## [Aim of the task]
Rewrite the entries below as a numbered list, leaving out any blank lines.

## [Data entries]
____

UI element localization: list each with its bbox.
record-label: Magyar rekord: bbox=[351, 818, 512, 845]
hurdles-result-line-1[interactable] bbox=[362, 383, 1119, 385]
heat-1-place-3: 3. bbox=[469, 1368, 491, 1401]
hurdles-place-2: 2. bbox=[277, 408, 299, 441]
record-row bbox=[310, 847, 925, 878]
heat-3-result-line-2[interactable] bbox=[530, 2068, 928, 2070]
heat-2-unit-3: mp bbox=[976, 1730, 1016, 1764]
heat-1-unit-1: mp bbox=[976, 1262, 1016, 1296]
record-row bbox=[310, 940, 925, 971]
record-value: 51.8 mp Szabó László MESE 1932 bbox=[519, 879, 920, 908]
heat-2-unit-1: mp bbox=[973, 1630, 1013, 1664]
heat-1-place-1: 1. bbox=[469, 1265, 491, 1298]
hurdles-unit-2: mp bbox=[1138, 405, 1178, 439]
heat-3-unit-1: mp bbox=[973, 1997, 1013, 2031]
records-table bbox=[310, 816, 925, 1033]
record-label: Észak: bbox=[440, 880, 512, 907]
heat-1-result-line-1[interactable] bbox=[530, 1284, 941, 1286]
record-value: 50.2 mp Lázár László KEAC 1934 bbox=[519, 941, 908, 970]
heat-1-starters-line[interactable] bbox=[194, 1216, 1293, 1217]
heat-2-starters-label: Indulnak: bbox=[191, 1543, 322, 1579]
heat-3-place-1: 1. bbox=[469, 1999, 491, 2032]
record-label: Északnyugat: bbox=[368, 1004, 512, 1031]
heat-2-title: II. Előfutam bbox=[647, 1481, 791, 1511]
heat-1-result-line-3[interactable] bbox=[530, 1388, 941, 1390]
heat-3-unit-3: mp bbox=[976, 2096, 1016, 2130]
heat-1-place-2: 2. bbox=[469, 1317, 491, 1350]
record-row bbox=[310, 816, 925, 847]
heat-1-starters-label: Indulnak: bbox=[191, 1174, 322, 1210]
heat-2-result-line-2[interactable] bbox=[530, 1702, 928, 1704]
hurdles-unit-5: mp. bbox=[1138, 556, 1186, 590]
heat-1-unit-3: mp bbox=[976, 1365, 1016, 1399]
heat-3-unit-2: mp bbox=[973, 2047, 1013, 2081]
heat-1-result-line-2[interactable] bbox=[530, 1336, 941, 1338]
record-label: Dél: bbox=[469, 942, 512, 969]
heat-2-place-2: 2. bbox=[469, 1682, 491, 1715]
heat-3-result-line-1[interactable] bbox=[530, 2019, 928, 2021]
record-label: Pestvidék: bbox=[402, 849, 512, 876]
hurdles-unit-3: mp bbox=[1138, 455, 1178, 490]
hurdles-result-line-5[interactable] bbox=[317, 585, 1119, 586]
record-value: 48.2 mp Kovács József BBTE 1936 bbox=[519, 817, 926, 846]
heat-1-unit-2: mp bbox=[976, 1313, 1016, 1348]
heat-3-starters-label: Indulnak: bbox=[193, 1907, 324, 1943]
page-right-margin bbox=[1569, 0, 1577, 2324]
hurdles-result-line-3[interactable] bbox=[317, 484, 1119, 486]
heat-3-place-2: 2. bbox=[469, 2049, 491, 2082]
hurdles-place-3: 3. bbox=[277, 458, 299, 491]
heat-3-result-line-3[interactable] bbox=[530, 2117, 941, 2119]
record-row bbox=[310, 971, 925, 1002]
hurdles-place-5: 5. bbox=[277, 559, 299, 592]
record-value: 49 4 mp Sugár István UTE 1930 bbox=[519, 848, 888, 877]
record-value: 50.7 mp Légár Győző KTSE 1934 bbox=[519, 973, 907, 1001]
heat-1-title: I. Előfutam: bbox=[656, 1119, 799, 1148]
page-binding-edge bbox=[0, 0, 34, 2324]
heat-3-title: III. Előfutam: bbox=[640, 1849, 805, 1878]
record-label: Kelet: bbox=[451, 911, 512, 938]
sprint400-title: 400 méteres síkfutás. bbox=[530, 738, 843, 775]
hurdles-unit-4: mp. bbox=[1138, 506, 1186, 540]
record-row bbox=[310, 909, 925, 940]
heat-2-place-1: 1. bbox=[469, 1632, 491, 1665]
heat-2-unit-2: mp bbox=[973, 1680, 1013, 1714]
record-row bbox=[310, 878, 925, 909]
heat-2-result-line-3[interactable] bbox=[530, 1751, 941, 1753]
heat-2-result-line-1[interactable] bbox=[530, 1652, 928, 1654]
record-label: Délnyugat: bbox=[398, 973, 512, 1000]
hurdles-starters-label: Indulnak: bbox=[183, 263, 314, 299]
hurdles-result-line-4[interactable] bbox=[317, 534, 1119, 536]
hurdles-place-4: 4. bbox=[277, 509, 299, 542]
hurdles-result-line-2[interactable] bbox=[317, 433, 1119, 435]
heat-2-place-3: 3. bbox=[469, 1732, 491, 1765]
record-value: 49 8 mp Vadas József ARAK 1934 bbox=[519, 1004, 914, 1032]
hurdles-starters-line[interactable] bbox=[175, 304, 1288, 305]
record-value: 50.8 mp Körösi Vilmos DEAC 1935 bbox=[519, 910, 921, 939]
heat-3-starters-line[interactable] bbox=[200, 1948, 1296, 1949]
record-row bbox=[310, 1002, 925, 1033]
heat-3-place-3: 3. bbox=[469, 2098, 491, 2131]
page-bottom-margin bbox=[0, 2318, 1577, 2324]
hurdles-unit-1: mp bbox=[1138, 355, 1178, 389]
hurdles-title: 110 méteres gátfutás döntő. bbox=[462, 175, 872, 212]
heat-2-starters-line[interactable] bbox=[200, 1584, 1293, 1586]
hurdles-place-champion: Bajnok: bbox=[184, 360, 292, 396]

____

## [Reply to the task]
1. UI element localization: list each with its bbox.
2. record-label: Magyar rekord: bbox=[351, 818, 512, 845]
3. hurdles-result-line-1[interactable] bbox=[362, 383, 1119, 385]
4. heat-1-place-3: 3. bbox=[469, 1368, 491, 1401]
5. hurdles-place-2: 2. bbox=[277, 408, 299, 441]
6. record-row bbox=[310, 847, 925, 878]
7. heat-3-result-line-2[interactable] bbox=[530, 2068, 928, 2070]
8. heat-2-unit-3: mp bbox=[976, 1730, 1016, 1764]
9. heat-1-unit-1: mp bbox=[976, 1262, 1016, 1296]
10. record-row bbox=[310, 940, 925, 971]
11. record-value: 51.8 mp Szabó László MESE 1932 bbox=[519, 879, 920, 908]
12. heat-2-unit-1: mp bbox=[973, 1630, 1013, 1664]
13. heat-1-place-1: 1. bbox=[469, 1265, 491, 1298]
14. hurdles-unit-2: mp bbox=[1138, 405, 1178, 439]
15. heat-3-unit-1: mp bbox=[973, 1997, 1013, 2031]
16. records-table bbox=[310, 816, 925, 1033]
17. record-label: Észak: bbox=[440, 880, 512, 907]
18. heat-1-result-line-1[interactable] bbox=[530, 1284, 941, 1286]
19. record-value: 50.2 mp Lázár László KEAC 1934 bbox=[519, 941, 908, 970]
20. heat-1-starters-line[interactable] bbox=[194, 1216, 1293, 1217]
21. heat-2-starters-label: Indulnak: bbox=[191, 1543, 322, 1579]
22. heat-3-place-1: 1. bbox=[469, 1999, 491, 2032]
23. record-label: Északnyugat: bbox=[368, 1004, 512, 1031]
24. heat-2-title: II. Előfutam bbox=[647, 1481, 791, 1511]
25. heat-1-result-line-3[interactable] bbox=[530, 1388, 941, 1390]
26. heat-3-unit-3: mp bbox=[976, 2096, 1016, 2130]
27. heat-1-place-2: 2. bbox=[469, 1317, 491, 1350]
28. record-row bbox=[310, 816, 925, 847]
29. heat-1-starters-label: Indulnak: bbox=[191, 1174, 322, 1210]
30. heat-2-result-line-2[interactable] bbox=[530, 1702, 928, 1704]
31. hurdles-unit-5: mp. bbox=[1138, 556, 1186, 590]
32. heat-1-unit-3: mp bbox=[976, 1365, 1016, 1399]
33. heat-3-unit-2: mp bbox=[973, 2047, 1013, 2081]
34. heat-1-result-line-2[interactable] bbox=[530, 1336, 941, 1338]
35. record-label: Dél: bbox=[469, 942, 512, 969]
36. heat-2-place-2: 2. bbox=[469, 1682, 491, 1715]
37. heat-3-result-line-1[interactable] bbox=[530, 2019, 928, 2021]
38. record-label: Pestvidék: bbox=[402, 849, 512, 876]
39. hurdles-unit-3: mp bbox=[1138, 455, 1178, 490]
40. hurdles-result-line-5[interactable] bbox=[317, 585, 1119, 586]
41. record-value: 48.2 mp Kovács József BBTE 1936 bbox=[519, 817, 926, 846]
42. heat-1-unit-2: mp bbox=[976, 1313, 1016, 1348]
43. heat-3-starters-label: Indulnak: bbox=[193, 1907, 324, 1943]
44. page-right-margin bbox=[1569, 0, 1577, 2324]
45. hurdles-result-line-3[interactable] bbox=[317, 484, 1119, 486]
46. heat-3-place-2: 2. bbox=[469, 2049, 491, 2082]
47. hurdles-place-3: 3. bbox=[277, 458, 299, 491]
48. heat-3-result-line-3[interactable] bbox=[530, 2117, 941, 2119]
49. record-row bbox=[310, 971, 925, 1002]
50. hurdles-place-5: 5. bbox=[277, 559, 299, 592]
51. record-value: 49 4 mp Sugár István UTE 1930 bbox=[519, 848, 888, 877]
52. record-value: 50.7 mp Légár Győző KTSE 1934 bbox=[519, 973, 907, 1001]
53. heat-1-title: I. Előfutam: bbox=[656, 1119, 799, 1148]
54. page-binding-edge bbox=[0, 0, 34, 2324]
55. heat-3-title: III. Előfutam: bbox=[640, 1849, 805, 1878]
56. record-label: Kelet: bbox=[451, 911, 512, 938]
57. sprint400-title: 400 méteres síkfutás. bbox=[530, 738, 843, 775]
58. hurdles-unit-4: mp. bbox=[1138, 506, 1186, 540]
59. record-row bbox=[310, 909, 925, 940]
60. heat-2-place-1: 1. bbox=[469, 1632, 491, 1665]
61. heat-2-unit-2: mp bbox=[973, 1680, 1013, 1714]
62. record-row bbox=[310, 878, 925, 909]
63. heat-2-result-line-3[interactable] bbox=[530, 1751, 941, 1753]
64. heat-2-result-line-1[interactable] bbox=[530, 1652, 928, 1654]
65. record-label: Délnyugat: bbox=[398, 973, 512, 1000]
66. hurdles-starters-label: Indulnak: bbox=[183, 263, 314, 299]
67. hurdles-result-line-4[interactable] bbox=[317, 534, 1119, 536]
68. hurdles-place-4: 4. bbox=[277, 509, 299, 542]
69. hurdles-result-line-2[interactable] bbox=[317, 433, 1119, 435]
70. heat-2-place-3: 3. bbox=[469, 1732, 491, 1765]
71. record-value: 49 8 mp Vadas József ARAK 1934 bbox=[519, 1004, 914, 1032]
72. hurdles-starters-line[interactable] bbox=[175, 304, 1288, 305]
73. record-value: 50.8 mp Körösi Vilmos DEAC 1935 bbox=[519, 910, 921, 939]
74. heat-3-starters-line[interactable] bbox=[200, 1948, 1296, 1949]
75. record-row bbox=[310, 1002, 925, 1033]
76. heat-3-place-3: 3. bbox=[469, 2098, 491, 2131]
77. page-bottom-margin bbox=[0, 2318, 1577, 2324]
78. hurdles-unit-1: mp bbox=[1138, 355, 1178, 389]
79. hurdles-title: 110 méteres gátfutás döntő. bbox=[462, 175, 872, 212]
80. heat-2-starters-line[interactable] bbox=[200, 1584, 1293, 1586]
81. hurdles-place-champion: Bajnok: bbox=[184, 360, 292, 396]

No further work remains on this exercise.